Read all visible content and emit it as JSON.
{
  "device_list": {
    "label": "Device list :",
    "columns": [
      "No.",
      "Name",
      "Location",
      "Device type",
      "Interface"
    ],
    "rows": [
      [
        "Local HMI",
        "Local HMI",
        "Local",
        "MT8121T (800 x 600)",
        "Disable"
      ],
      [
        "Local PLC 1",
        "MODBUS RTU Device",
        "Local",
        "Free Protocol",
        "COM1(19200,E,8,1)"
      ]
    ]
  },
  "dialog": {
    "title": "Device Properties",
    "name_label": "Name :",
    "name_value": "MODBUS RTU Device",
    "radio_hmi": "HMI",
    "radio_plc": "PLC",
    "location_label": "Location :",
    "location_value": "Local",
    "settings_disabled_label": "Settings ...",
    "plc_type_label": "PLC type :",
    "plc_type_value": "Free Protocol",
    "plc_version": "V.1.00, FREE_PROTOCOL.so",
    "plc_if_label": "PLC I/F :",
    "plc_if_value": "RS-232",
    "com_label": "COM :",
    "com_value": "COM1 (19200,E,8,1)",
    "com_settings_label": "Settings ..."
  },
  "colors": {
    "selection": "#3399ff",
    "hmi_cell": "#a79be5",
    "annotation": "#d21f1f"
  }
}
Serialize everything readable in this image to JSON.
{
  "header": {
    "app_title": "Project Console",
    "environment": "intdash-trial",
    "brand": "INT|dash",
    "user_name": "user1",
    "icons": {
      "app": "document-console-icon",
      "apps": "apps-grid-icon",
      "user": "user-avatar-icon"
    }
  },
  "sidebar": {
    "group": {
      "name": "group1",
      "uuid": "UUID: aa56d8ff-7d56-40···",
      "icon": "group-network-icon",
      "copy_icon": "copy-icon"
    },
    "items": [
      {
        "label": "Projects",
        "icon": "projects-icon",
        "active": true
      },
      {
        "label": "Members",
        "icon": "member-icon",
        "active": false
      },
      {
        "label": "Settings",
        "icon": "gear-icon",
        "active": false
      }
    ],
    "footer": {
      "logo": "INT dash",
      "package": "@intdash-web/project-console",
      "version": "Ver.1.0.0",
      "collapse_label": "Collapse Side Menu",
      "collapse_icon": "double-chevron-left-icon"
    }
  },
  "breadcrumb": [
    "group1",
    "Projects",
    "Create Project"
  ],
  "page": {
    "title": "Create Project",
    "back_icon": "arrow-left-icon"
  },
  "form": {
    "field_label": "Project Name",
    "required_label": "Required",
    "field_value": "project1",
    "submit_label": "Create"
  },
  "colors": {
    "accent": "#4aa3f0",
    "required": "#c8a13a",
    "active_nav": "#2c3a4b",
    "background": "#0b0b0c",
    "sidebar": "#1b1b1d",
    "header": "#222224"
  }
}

---

= YOUR OBJECTIVE =
Without leaving anything out, quote all the data.

= TASK ANSWER =
Read all visible content and emit it as JSON.
{
  "device_list": {
    "label": "Device list :",
    "columns": [
      "No.",
      "Name",
      "Location",
      "Device type",
      "Interface"
    ],
    "rows": [
      [
        "Local HMI",
        "Local HMI",
        "Local",
        "MT8121T (800 x 600)",
        "Disable"
      ],
      [
        "Local PLC 1",
        "MODBUS RTU Device",
        "Local",
        "Free Protocol",
        "COM1(19200,E,8,1)"
      ]
    ]
  },
  "dialog": {
    "title": "Device Properties",
    "name_label": "Name :",
    "name_value": "MODBUS RTU Device",
    "radio_hmi": "HMI",
    "radio_plc": "PLC",
    "location_label": "Location :",
    "location_value": "Local",
    "settings_disabled_label": "Settings ...",
    "plc_type_label": "PLC type :",
    "plc_type_value": "Free Protocol",
    "plc_version": "V.1.00, FREE_PROTOCOL.so",
    "plc_if_label": "PLC I/F :",
    "plc_if_value": "RS-232",
    "com_label": "COM :",
    "com_value": "COM1 (19200,E,8,1)",
    "com_settings_label": "Settings ..."
  },
  "colors": {
    "selection": "#3399ff",
    "hmi_cell": "#a79be5",
    "annotation": "#d21f1f"
  }
}
Serialize everything readable in this image to JSON.
{
  "header": {
    "app_title": "Project Console",
    "environment": "intdash-trial",
    "brand": "INT|dash",
    "user_name": "user1",
    "icons": {
      "app": "document-console-icon",
      "apps": "apps-grid-icon",
      "user": "user-avatar-icon"
    }
  },
  "sidebar": {
    "group": {
      "name": "group1",
      "uuid": "UUID: aa56d8ff-7d56-40···",
      "icon": "group-network-icon",
      "copy_icon": "copy-icon"
    },
    "items": [
      {
        "label": "Projects",
        "icon": "projects-icon",
        "active": true
      },
      {
        "label": "Members",
        "icon": "member-icon",
        "active": false
      },
      {
        "label": "Settings",
        "icon": "gear-icon",
        "active": false
      }
    ],
    "footer": {
      "logo": "INT dash",
      "package": "@intdash-web/project-console",
      "version": "Ver.1.0.0",
      "collapse_label": "Collapse Side Menu",
      "collapse_icon": "double-chevron-left-icon"
    }
  },
  "breadcrumb": [
    "group1",
    "Projects",
    "Create Project"
  ],
  "page": {
    "title": "Create Project",
    "back_icon": "arrow-left-icon"
  },
  "form": {
    "field_label": "Project Name",
    "required_label": "Required",
    "field_value": "project1",
    "submit_label": "Create"
  },
  "colors": {
    "accent": "#4aa3f0",
    "required": "#c8a13a",
    "active_nav": "#2c3a4b",
    "background": "#0b0b0c",
    "sidebar": "#1b1b1d",
    "header": "#222224"
  }
}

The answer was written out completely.